**The request:** Gather up the lines with the word "ylabel" in them.

**Records from a data collection:**
[BEGIN]

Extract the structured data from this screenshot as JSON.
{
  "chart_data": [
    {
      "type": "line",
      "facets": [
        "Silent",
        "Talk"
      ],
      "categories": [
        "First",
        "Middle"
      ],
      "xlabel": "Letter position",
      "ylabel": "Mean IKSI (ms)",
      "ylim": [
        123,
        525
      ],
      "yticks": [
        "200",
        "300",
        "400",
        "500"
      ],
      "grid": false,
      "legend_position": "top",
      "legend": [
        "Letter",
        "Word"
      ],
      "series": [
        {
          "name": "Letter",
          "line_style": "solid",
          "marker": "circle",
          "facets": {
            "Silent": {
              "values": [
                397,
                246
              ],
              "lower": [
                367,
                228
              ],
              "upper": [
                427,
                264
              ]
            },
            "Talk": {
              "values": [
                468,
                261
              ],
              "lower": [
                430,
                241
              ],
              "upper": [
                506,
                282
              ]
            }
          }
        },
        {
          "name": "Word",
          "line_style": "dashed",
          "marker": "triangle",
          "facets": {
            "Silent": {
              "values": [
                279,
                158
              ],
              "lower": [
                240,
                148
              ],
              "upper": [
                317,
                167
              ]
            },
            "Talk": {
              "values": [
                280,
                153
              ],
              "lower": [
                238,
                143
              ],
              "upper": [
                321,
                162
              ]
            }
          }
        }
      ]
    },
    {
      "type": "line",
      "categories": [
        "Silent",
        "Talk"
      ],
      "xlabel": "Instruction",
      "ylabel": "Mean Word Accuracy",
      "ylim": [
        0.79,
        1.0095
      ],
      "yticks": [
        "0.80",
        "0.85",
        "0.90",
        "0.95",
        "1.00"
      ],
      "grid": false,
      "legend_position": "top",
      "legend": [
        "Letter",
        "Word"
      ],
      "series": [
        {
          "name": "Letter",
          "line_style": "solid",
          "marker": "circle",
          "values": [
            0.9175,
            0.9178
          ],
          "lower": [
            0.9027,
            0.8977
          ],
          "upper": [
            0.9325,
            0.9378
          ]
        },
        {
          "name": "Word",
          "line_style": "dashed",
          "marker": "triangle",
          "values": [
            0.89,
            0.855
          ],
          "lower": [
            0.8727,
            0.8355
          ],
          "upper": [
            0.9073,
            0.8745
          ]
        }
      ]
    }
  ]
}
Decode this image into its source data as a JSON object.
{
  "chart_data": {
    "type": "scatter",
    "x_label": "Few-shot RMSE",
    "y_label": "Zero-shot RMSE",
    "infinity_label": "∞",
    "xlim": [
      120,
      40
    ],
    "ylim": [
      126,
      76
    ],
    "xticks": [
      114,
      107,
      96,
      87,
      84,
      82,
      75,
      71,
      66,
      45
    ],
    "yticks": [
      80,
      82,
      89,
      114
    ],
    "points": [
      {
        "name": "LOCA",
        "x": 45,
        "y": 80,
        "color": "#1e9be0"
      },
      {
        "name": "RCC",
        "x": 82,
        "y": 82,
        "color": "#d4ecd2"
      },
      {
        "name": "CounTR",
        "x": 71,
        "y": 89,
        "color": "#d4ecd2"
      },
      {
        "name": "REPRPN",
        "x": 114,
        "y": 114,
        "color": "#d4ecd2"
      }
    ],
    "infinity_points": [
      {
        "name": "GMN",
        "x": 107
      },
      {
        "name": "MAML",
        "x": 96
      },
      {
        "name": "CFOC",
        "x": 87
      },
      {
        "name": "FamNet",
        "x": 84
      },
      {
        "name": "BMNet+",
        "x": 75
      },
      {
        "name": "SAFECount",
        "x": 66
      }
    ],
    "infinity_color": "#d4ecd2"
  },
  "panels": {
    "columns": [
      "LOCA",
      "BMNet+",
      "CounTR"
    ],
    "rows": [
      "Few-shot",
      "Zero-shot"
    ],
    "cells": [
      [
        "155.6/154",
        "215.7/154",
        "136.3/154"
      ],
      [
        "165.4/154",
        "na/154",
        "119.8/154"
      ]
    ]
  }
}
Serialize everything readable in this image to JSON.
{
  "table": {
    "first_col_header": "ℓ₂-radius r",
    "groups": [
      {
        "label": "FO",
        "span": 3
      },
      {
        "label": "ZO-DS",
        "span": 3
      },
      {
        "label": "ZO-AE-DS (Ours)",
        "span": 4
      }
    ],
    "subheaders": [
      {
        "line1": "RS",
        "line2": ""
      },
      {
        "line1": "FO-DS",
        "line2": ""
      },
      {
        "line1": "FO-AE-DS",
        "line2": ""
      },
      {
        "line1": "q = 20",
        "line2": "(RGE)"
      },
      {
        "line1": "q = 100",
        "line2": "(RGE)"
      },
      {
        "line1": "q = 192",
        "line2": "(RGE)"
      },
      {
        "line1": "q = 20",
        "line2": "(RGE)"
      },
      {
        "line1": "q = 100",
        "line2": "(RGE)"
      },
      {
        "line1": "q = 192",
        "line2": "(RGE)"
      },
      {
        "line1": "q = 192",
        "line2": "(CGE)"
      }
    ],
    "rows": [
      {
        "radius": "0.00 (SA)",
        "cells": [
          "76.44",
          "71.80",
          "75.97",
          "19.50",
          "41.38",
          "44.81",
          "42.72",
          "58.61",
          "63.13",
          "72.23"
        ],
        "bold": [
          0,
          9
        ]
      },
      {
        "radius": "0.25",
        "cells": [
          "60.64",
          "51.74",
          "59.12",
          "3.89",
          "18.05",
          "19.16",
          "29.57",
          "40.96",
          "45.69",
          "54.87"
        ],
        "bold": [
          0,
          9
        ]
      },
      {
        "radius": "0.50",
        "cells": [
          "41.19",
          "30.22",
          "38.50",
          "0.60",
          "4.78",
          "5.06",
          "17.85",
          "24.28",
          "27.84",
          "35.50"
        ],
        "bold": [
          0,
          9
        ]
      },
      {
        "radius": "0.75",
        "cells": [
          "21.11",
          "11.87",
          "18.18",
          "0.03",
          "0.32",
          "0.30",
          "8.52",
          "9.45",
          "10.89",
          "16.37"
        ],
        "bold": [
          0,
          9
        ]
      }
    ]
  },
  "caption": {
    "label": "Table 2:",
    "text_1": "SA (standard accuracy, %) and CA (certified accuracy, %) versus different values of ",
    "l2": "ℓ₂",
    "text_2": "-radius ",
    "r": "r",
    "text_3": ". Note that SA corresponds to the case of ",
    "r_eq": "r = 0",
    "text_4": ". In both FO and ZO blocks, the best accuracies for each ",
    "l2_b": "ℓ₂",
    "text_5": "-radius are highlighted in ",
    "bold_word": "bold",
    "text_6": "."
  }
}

[END]

**The answer:**
      "ylabel": "Mean IKSI (ms)",
      "ylabel": "Mean Word Accuracy",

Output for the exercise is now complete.